**INPUT DATA**
------------------------------

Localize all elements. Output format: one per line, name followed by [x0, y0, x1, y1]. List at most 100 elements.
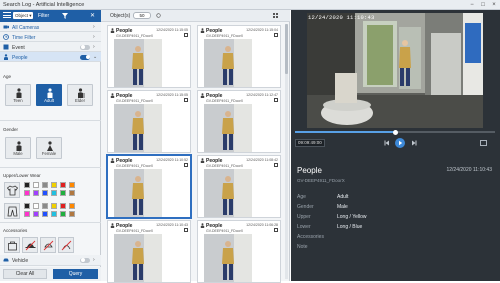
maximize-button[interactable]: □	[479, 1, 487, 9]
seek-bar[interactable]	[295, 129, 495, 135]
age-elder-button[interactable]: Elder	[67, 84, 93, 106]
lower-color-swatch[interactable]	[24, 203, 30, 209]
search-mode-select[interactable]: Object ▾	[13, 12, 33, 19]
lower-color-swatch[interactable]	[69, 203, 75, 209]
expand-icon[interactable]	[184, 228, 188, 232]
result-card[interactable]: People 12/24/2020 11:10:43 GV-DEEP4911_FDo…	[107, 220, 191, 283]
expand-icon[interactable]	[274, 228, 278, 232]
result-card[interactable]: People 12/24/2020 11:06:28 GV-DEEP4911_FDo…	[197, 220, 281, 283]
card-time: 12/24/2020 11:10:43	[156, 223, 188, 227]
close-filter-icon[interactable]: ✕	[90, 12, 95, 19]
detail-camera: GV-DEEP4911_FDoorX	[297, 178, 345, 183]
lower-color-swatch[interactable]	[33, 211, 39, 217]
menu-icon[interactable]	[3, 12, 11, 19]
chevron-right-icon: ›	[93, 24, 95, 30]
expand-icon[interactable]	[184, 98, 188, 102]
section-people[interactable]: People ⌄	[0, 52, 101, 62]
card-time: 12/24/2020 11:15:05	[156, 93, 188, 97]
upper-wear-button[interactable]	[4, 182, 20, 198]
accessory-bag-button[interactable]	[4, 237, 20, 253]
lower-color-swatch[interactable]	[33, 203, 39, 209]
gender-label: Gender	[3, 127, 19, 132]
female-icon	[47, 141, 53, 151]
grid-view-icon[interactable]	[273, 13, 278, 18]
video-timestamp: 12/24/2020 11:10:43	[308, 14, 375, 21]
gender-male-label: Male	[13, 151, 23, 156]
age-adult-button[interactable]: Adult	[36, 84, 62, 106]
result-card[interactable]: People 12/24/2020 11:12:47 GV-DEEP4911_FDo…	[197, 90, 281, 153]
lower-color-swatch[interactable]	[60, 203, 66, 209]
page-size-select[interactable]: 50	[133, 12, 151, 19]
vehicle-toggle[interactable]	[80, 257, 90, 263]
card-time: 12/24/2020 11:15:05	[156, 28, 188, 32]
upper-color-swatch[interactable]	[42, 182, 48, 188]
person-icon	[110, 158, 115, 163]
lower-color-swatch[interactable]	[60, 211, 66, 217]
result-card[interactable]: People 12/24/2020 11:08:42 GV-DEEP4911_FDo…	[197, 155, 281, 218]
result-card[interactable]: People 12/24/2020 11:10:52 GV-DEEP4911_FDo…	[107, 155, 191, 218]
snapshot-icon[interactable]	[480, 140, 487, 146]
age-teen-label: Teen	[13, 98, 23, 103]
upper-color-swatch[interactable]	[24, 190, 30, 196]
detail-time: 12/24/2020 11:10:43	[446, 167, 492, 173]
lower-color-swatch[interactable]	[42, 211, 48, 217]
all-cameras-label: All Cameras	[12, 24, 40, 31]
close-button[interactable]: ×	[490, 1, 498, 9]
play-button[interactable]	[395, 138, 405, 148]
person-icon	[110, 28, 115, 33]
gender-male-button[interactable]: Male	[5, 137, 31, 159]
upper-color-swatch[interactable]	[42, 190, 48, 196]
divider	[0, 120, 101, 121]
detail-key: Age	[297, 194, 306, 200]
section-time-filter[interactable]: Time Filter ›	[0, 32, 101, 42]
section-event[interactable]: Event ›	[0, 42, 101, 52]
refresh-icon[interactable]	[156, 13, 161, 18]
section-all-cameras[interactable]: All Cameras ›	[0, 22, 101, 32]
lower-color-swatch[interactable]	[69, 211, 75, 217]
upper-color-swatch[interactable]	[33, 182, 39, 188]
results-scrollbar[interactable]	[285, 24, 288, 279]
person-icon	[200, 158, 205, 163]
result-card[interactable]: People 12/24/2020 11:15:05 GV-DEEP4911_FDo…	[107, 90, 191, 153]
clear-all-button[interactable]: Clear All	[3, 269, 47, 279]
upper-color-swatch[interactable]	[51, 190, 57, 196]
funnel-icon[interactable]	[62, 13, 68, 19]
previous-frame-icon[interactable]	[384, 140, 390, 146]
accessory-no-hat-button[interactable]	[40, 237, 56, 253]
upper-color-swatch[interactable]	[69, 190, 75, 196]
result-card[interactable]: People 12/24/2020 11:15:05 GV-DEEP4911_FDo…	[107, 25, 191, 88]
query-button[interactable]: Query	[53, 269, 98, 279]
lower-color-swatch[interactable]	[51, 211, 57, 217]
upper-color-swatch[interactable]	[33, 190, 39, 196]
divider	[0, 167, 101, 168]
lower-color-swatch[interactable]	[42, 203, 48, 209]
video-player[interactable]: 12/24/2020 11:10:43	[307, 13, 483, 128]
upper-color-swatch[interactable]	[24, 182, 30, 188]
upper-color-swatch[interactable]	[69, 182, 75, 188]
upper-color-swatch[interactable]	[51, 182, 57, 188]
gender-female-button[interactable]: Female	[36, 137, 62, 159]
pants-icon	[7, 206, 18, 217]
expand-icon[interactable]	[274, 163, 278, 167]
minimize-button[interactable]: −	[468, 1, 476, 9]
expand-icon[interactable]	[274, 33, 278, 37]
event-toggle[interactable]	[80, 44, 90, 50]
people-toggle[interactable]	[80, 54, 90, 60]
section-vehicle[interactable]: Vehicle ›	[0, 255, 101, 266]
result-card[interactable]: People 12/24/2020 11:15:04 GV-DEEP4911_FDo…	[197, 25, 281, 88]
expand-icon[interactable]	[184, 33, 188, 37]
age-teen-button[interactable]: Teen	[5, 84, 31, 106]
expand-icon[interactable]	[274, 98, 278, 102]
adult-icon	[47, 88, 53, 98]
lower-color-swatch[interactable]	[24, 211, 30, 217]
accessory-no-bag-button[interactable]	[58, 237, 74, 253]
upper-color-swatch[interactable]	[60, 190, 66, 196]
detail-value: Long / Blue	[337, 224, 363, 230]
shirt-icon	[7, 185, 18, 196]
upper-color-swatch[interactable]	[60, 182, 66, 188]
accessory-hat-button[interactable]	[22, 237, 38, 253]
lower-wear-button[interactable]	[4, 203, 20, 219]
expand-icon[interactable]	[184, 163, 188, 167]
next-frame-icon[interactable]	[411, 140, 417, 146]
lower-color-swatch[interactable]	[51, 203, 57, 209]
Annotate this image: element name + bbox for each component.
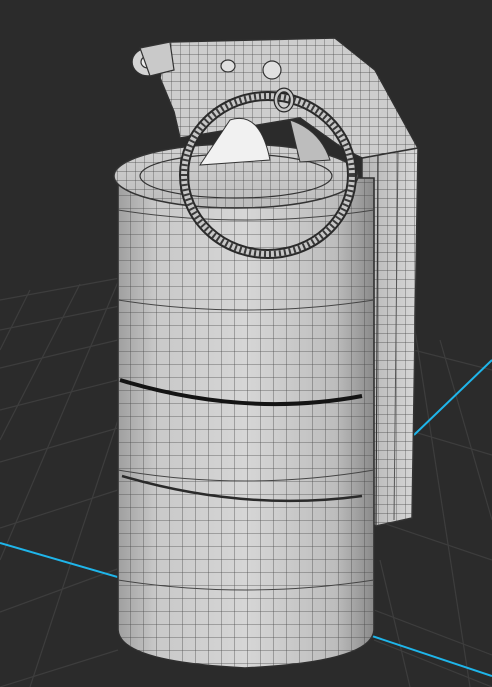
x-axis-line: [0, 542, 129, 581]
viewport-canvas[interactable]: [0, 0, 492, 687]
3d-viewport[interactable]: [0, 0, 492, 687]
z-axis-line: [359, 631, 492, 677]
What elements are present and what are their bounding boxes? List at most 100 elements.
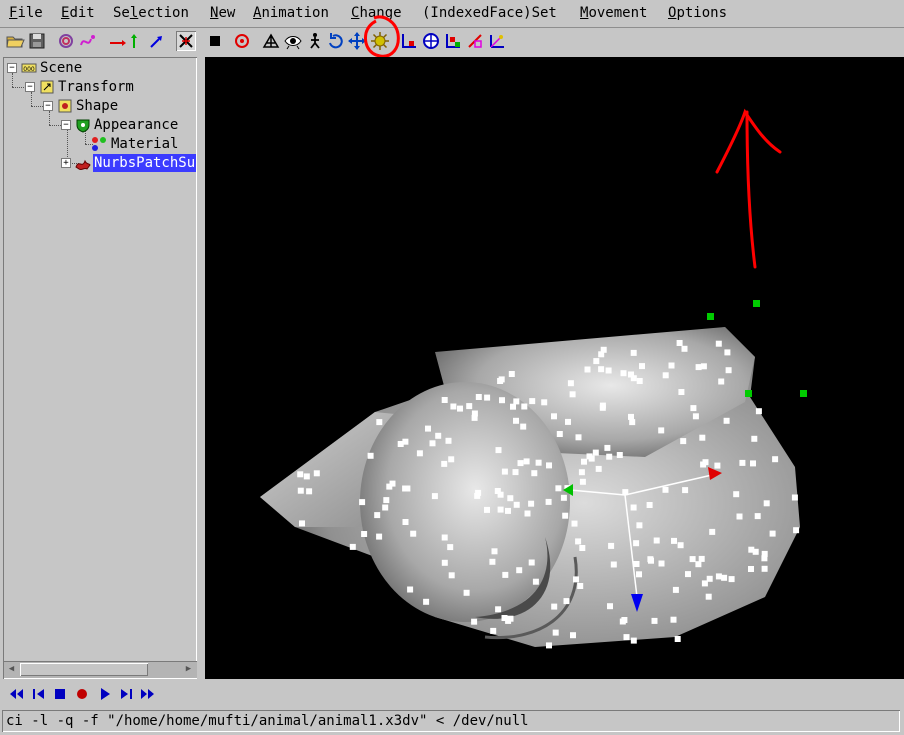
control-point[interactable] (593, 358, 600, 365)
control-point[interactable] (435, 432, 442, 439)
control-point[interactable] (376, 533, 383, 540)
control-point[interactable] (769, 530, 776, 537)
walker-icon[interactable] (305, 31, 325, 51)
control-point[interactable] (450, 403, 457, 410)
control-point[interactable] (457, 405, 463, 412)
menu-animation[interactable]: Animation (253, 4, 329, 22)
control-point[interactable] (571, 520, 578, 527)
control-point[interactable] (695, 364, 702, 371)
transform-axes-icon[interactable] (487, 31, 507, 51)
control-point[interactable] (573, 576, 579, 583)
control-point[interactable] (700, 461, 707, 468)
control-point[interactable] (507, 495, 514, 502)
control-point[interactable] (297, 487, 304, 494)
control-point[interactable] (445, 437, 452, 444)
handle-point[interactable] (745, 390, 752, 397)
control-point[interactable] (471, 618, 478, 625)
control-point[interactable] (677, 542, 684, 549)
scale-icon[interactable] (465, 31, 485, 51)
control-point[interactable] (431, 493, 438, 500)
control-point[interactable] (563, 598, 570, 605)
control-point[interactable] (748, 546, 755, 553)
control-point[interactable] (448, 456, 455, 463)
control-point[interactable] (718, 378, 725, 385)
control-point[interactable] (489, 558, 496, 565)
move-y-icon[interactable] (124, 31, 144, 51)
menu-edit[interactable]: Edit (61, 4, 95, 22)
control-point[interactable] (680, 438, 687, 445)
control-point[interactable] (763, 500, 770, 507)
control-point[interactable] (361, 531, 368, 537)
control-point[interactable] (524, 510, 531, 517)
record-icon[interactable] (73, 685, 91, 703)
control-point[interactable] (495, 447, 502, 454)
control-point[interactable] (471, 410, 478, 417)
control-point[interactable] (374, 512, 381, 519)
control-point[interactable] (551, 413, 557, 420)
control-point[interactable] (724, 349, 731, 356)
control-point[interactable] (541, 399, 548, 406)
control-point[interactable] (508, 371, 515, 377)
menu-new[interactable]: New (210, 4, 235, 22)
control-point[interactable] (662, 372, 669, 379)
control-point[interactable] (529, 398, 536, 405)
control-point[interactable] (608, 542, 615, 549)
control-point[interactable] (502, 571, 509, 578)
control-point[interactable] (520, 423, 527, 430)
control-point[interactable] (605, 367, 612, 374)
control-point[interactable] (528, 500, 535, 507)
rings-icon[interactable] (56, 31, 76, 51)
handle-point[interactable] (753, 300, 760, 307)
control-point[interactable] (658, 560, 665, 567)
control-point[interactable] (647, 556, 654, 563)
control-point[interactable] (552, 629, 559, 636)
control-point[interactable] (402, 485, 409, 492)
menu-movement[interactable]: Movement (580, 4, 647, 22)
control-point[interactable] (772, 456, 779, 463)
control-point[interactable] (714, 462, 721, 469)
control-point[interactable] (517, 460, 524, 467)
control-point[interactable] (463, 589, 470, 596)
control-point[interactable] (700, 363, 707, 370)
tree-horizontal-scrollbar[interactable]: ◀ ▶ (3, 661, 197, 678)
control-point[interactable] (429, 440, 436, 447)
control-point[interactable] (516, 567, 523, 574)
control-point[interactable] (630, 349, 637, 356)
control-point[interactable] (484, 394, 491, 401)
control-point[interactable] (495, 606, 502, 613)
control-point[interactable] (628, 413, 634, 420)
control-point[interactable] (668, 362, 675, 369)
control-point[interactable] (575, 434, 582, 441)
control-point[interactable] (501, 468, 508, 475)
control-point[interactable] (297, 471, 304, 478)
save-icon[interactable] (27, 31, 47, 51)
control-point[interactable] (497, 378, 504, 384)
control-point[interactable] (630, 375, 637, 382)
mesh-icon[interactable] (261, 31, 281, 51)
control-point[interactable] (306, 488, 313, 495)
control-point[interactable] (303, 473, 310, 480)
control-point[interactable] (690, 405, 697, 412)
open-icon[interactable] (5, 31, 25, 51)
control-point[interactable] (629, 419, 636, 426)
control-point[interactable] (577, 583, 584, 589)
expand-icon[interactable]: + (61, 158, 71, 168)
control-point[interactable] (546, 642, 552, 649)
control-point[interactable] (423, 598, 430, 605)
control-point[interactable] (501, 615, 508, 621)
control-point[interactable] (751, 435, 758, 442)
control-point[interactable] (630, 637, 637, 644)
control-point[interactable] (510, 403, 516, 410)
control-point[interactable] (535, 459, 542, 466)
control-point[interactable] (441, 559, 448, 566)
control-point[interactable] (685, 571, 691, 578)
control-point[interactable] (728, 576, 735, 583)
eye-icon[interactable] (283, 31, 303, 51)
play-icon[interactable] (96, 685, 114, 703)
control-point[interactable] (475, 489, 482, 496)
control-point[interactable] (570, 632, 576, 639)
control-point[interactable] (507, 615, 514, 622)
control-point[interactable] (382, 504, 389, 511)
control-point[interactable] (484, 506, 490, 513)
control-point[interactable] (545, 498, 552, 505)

------------------------------

**THE EXERCISE**
Please give the lines again, starting with the line with "control-point[interactable] (593, 358, 600, 365)" and going on through the line with "control-point[interactable] (448, 456, 455, 463)", swapping "control-point" for "anchor-point" and leaving everything else unchanged.

**EXERCISE RESULT**
anchor-point[interactable] (593, 358, 600, 365)
anchor-point[interactable] (435, 432, 442, 439)
anchor-point[interactable] (376, 533, 383, 540)
anchor-point[interactable] (769, 530, 776, 537)
walker-icon[interactable] (305, 31, 325, 51)
anchor-point[interactable] (450, 403, 457, 410)
anchor-point[interactable] (457, 405, 463, 412)
menu-animation[interactable]: Animation (253, 4, 329, 22)
anchor-point[interactable] (571, 520, 578, 527)
anchor-point[interactable] (695, 364, 702, 371)
transform-axes-icon[interactable] (487, 31, 507, 51)
anchor-point[interactable] (573, 576, 579, 583)
anchor-point[interactable] (700, 461, 707, 468)
anchor-point[interactable] (507, 495, 514, 502)
anchor-point[interactable] (297, 487, 304, 494)
anchor-point[interactable] (445, 437, 452, 444)
handle-point[interactable] (745, 390, 752, 397)
anchor-point[interactable] (471, 618, 478, 625)
anchor-point[interactable] (677, 542, 684, 549)
scale-icon[interactable] (465, 31, 485, 51)
anchor-point[interactable] (431, 493, 438, 500)
anchor-point[interactable] (563, 598, 570, 605)
anchor-point[interactable] (748, 546, 755, 553)
anchor-point[interactable] (448, 456, 455, 463)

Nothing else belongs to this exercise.